» **EXCERPT PROVIDED**:
........
September 26, 2022

The Leica DMC-4 airborne imaging sensor maximizes acquisition efficiency

The Leica DMC-4 airborne imaging sensor improves the imaging performance by 20% compared to previous systems and has a frame rate of 0.8 seconds.

System specifications

The DMC-4 combines several new features and enhancements but probably the most interesting is the cross-track pixel count of this system. At over 31,000 pixels it is the most resolute, large-format frame sensor in Leica Geosystems’ industry segment. This is a 20% increase in swath coverage over the DMC III when collecting the same ground-sample-distance (GSD). The other key, new performance spec is the high frame rate achievable with the DMC-4 of 0.8 seconds. This means customers can collect higher forward overlap or fly faster, or both. For example, the DMC-4 can collect 5 centimeter GSD imagery at 90% forward overlap, flying at 170 knots ground speed. The DMC-4 provides these new benefits along with the one-stop, end-to-end solutions for flight management, gyro-stabilized mounting and high-performance workflow that is bundled with all of Leica Geosystems’ sensors.
........
» **RECORDS SUPPLIED**:
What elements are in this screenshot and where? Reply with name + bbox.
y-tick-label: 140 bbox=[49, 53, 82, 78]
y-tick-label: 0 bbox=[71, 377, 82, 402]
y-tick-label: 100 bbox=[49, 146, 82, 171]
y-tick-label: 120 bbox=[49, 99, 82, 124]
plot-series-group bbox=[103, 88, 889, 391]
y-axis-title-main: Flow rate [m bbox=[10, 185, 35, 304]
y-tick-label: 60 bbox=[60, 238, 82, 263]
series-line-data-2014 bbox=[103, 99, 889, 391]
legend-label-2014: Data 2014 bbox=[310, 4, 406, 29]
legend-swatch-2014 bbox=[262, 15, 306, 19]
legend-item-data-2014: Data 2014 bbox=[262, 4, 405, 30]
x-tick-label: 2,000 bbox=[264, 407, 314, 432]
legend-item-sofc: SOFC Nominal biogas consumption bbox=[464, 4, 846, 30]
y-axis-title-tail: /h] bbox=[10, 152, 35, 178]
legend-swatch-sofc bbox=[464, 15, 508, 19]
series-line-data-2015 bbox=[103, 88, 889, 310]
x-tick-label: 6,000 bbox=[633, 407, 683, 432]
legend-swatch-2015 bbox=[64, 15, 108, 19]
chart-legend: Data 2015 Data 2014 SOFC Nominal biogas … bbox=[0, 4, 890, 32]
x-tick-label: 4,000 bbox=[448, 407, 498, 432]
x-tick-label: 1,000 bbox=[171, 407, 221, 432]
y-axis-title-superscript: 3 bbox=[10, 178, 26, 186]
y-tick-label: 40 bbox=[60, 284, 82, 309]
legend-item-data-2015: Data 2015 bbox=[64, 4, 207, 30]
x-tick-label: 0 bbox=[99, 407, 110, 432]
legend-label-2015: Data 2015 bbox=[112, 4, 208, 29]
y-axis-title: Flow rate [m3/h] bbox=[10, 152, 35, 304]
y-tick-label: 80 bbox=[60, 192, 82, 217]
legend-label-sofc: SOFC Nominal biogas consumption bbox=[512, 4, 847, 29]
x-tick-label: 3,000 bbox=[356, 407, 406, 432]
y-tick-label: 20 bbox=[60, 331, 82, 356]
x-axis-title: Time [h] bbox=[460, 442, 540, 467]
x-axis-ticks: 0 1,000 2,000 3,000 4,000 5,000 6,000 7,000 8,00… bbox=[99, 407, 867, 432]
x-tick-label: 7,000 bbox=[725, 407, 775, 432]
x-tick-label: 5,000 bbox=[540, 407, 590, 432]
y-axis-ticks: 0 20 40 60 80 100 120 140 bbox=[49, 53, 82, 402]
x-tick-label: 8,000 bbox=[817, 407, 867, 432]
........
Resume the article above on the Leica DMC-4 airborne imaging sensor, picking up after its last sentence.

Comparison with the DMC III

Compared to the DMC III, the DMC-4 is 20%-30% more efficient due to its increased cross-track pixel count and improved frame rate. However, the DMC-4 has benefits beyond its increased efficiency largely due to the use of Leica Geosystems’ MFC150 sensor modules. The MFC150 module includes the lens, imaging sensor and FMC (forward-motion-compensation, see below) components and brings the experience gained with millions of MFC150 image frames in Leica Geosystems’ TerrainMapper, CityMapper and ContentMapper sensors. The stability, radiometry and exceptional resolution of the MFC150 form the core of the DMC-4 and, because Leica Geosystems has been using the MFC150 for years now, the DMC-4 comes to the market already mature with field proven technology.

The DMC-4’s modular design makes it easier to maintain in the field and more future-proof as new modules become available down the road. Finally, because the DMC-4 utilizes the same mount, inflight systems and workflow as other Leica Geosystems’ sensors, multisensor customers see more flexibility for sensor swaps and can leverage their workflow training and licensing investments as they grow their business.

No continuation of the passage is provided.